• **INPUT ROWS**
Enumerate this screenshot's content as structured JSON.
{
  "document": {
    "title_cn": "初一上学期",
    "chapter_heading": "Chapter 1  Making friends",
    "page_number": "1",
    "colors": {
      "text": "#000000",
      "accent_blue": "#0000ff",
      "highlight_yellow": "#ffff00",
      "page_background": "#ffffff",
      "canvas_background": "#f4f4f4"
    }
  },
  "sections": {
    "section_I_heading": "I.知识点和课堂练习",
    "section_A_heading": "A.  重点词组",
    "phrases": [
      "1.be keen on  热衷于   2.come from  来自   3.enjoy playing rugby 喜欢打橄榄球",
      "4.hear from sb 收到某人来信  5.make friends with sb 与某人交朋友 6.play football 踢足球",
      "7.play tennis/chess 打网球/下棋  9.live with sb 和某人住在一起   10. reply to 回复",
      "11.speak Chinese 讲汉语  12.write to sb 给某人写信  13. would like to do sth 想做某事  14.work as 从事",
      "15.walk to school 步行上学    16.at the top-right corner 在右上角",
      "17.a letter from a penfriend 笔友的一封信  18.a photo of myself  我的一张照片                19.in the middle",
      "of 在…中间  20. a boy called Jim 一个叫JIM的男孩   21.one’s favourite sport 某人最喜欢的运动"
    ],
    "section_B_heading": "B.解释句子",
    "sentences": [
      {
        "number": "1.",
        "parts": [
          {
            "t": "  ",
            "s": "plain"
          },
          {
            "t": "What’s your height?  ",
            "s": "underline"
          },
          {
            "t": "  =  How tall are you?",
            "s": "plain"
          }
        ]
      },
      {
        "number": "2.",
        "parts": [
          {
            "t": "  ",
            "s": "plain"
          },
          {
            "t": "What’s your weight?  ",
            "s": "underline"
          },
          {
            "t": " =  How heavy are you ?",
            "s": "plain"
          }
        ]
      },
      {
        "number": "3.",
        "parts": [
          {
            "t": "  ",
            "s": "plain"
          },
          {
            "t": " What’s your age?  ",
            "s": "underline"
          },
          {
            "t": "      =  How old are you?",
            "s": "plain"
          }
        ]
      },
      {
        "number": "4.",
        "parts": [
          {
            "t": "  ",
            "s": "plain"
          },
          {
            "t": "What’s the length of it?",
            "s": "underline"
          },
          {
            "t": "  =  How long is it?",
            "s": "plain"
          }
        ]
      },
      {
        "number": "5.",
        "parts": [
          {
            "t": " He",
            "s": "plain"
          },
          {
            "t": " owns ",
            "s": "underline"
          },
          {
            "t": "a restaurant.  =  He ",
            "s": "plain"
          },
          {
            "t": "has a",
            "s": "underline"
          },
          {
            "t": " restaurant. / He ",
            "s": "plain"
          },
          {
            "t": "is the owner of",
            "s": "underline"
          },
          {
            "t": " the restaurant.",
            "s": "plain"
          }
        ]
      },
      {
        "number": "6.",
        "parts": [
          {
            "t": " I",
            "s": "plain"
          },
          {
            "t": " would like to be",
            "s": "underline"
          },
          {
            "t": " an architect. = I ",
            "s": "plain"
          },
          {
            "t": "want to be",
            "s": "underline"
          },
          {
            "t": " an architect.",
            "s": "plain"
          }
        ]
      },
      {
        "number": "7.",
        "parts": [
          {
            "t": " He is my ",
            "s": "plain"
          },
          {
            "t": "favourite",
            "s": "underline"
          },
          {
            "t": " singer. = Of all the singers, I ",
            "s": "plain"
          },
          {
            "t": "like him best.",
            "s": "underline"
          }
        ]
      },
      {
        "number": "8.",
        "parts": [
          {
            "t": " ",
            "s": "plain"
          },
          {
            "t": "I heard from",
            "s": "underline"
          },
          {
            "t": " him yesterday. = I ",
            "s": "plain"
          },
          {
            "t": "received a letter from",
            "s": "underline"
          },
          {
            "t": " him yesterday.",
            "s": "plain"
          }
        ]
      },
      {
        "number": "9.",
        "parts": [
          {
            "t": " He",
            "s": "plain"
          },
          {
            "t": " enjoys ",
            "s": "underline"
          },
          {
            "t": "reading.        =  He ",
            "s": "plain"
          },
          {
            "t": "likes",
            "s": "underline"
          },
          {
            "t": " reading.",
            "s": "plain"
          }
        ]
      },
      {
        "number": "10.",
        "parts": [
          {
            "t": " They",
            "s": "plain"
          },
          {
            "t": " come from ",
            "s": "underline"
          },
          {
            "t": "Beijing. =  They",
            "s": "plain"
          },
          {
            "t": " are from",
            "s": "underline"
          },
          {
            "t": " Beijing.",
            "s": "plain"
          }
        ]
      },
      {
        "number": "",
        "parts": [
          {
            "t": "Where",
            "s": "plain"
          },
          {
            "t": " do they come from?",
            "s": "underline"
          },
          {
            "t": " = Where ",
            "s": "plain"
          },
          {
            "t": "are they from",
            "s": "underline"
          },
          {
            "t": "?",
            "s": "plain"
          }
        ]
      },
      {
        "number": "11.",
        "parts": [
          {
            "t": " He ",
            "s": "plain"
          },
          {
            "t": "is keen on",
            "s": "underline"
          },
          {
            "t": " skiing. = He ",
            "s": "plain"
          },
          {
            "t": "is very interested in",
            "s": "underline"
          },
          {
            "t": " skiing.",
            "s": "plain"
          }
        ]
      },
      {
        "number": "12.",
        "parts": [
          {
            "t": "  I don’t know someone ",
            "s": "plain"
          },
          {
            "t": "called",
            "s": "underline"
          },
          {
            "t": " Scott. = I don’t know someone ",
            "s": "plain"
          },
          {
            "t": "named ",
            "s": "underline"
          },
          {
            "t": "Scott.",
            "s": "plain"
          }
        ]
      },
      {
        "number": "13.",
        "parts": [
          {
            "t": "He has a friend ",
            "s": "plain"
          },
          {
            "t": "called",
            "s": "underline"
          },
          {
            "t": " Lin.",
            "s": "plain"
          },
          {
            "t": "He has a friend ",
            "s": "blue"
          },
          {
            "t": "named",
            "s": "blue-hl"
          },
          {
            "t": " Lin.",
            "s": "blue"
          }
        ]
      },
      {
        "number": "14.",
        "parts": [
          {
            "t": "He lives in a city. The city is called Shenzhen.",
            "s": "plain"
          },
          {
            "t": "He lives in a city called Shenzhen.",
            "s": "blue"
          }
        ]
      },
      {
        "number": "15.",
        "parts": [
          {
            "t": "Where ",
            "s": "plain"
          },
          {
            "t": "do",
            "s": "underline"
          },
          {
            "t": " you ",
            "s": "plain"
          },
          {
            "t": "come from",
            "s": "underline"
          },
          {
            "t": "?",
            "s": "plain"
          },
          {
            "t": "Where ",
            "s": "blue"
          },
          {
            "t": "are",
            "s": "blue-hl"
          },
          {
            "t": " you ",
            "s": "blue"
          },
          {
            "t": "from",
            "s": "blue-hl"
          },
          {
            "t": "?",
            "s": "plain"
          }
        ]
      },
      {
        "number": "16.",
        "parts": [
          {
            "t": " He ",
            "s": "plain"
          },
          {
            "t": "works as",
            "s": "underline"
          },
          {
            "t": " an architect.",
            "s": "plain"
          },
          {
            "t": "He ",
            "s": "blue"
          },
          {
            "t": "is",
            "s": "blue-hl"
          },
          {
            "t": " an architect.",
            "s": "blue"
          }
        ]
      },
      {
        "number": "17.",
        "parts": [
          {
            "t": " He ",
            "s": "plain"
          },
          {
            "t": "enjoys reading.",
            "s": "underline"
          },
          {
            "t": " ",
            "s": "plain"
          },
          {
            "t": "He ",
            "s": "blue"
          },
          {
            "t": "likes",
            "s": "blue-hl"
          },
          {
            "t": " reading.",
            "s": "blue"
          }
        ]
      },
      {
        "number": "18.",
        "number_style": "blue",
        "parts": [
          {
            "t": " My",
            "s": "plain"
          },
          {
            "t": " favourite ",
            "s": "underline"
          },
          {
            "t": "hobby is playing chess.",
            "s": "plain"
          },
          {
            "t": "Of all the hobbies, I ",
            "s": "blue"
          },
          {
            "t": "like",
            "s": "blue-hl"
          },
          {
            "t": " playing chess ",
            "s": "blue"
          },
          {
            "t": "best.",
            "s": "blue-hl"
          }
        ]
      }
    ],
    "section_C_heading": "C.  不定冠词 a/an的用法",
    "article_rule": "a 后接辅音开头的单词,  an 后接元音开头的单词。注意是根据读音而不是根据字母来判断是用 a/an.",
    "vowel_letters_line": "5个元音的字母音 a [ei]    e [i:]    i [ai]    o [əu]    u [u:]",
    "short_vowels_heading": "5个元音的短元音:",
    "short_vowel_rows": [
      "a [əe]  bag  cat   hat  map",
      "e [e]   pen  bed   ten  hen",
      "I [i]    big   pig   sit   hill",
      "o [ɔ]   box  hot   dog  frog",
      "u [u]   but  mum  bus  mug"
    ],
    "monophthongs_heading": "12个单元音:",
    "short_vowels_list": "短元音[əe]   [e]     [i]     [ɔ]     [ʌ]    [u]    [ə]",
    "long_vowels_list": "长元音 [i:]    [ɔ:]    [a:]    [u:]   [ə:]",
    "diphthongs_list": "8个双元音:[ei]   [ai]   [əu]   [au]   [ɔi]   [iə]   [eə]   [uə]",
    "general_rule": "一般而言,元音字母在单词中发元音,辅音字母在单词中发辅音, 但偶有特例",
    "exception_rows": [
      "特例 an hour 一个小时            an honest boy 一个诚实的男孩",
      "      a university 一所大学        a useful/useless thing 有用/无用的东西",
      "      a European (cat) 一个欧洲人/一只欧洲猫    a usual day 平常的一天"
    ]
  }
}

• **WRITTEN EXERCISE**
Of the lines above, copy each that contains "playing".

• **SOLUTION FOR THIS TASK**
      "1.be keen on  热衷于   2.come from  来自   3.enjoy playing rugby 喜欢打橄榄球",
            "t": "hobby is playing chess.",
            "t": " playing chess ",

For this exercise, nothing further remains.